### [Excerpt]
::::::

Swift’s satirical fury is directed against almost every aspect of early 18th-century life: science, society, commerce, and politics (McCrum, Robert). The work has many signs of a fairy tale, but it also has a satirical hint at the political and social structure of England and Europe at that time (Yuanna, Xu). Too of particular attention deserves the relationship of Swift to nature and psychology of humanity as an approachable and cunning creature. Just like in Lilliput, England at that time had a sole ruler. The author ridicules the inexperience and incompetence of a handful of rulers of England, portraying them in the image of the emperor Lilliput. In the same way, Swift showed in the satirical light the war between Lilliput and Blefuscu, which resembles the conflicts between England and France (Yuanna, Xu). A brutal and bloodthirsty war takes many lives and leaves people wounded, and the central conflict occurs between rulers who use the inhabitants as weapons. The author connects both wars as senseless and empty, having no basis and provoked by ambitions and desires of the rulers of the two countries. Reflection of human vices is reflected in the inhabitants of different countries – small Lilliputians, ugly inhabitants of Laputa and wild horse-like creatures from Houyhnhnms (Yuanna, Xu). Comparison of various animals makes it clear the structure of the population of England and Europe at that time, imperfection and viciousness of people.

::::::

### [Listed records]
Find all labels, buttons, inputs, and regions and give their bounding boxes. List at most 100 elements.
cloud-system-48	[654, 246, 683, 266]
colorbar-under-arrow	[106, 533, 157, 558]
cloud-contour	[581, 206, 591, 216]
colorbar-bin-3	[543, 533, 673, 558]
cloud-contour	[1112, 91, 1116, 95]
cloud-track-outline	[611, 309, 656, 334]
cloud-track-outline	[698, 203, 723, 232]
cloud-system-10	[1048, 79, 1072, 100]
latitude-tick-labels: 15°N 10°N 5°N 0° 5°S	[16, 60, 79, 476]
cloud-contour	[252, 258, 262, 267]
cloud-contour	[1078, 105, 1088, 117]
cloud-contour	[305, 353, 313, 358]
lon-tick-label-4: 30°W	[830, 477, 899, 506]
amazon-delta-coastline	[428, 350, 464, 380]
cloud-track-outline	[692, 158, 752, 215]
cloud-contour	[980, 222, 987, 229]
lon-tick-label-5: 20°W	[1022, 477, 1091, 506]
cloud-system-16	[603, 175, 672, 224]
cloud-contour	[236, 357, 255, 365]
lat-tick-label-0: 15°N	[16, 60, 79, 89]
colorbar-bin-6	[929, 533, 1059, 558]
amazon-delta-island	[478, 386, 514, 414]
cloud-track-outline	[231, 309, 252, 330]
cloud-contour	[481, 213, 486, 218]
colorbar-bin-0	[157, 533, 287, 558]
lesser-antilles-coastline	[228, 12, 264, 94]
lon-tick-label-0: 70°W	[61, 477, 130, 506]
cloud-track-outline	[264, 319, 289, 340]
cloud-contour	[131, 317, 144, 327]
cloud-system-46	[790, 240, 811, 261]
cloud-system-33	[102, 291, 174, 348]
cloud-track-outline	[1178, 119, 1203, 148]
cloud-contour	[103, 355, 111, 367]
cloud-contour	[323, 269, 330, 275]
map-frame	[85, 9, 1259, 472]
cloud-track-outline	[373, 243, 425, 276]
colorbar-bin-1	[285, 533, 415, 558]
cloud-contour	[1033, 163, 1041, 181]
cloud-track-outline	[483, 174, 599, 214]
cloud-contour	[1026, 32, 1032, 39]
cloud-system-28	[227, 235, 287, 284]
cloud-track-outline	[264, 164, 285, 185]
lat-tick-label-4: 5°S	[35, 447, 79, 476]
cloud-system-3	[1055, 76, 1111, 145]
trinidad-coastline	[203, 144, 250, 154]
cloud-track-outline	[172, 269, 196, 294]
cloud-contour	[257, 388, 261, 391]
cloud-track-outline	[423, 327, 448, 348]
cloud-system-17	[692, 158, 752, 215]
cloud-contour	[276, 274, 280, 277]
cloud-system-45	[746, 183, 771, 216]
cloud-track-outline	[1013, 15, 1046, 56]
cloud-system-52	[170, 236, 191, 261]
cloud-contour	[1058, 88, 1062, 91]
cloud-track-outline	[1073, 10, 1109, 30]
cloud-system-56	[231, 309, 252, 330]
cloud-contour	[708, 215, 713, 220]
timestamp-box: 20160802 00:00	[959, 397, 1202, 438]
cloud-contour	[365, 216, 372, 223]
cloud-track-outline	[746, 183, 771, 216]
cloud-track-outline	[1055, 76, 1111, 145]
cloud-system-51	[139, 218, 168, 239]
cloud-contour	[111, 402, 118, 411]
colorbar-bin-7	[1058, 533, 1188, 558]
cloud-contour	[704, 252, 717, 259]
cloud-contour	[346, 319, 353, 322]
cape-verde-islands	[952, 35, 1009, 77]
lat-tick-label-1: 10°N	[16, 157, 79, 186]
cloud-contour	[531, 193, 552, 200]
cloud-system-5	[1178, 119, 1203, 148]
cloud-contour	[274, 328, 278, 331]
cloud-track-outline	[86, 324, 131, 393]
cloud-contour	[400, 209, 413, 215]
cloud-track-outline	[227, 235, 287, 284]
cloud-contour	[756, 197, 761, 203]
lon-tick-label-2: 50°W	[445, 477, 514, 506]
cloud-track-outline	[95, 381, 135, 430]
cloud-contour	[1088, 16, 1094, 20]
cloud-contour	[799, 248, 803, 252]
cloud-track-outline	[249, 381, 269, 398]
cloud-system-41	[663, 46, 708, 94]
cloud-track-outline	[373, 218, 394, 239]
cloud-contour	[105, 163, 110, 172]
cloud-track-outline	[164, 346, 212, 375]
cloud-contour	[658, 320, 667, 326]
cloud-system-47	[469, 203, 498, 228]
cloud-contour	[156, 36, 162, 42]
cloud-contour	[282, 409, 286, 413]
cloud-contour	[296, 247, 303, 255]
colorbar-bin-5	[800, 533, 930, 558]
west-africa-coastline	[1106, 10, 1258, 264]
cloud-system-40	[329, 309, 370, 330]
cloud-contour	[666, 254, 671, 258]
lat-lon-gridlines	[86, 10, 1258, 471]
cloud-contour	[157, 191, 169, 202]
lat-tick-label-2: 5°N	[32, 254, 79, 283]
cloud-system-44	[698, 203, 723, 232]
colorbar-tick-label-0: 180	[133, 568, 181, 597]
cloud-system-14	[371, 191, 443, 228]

::::::

### [Activities]
1. Does the excerpt on Swift's satire agree with each of these statements? Answer yes or no for each, quoting the words of the excerpt that decide it.
(a) The war between Lilliput and Blefuscu is likened to conflicts between England and France.
(b) The wars are presented as grounded in genuine grievances between the two countries.
(c) Swift's satire is confined to politics alone.
2. Carry on the essay on Swift's satire with the next part, beginning after its last sentence.

### [Answers provided]
1.
(a) Yes: "which resembles the conflicts between England and France"
(b) No: "having no basis and provoked by ambitions and desires of the rulers of the two countries"
(c) No: "directed against almost every aspect of early 18th-century life: science, society, commerce, and politics"

2.
Jonathan Swift’s book “Gulliver’s Travels” shows the imperfection of the governance structure and social sphere of England and Europe of that time. The narrative style as an adventure helps to understand events happening more accessible, and also to compare characters from the book with people from the outside world, to realize imperfection and vices of people. Gulliver is the ultimate power, which from the neutral side shows different characters with different characteristics and worldviews, leaving the reader free to realize the satirical structure of the book.
McCrum, Robert. “The 100 Best Novels, No 3 – Gulliver’S Travels By Jonathan Swift (1726).”
The Guardian, 2013, https://www.theguardian.com/books/2013/oct/06/100-novels-swift-gullivers-travels-mccrum.
Swift, Jonathan. Gulliver’s Travels. Ireland, Benjamin Motte, 1726,.
Yuanna, Xu. “The Appreciation Of The Satiric Arts And The Cultural Influence In Gulliver’s Travels.” Studies In Literature And Language, Vol. 10, no. No. 3, 2015,.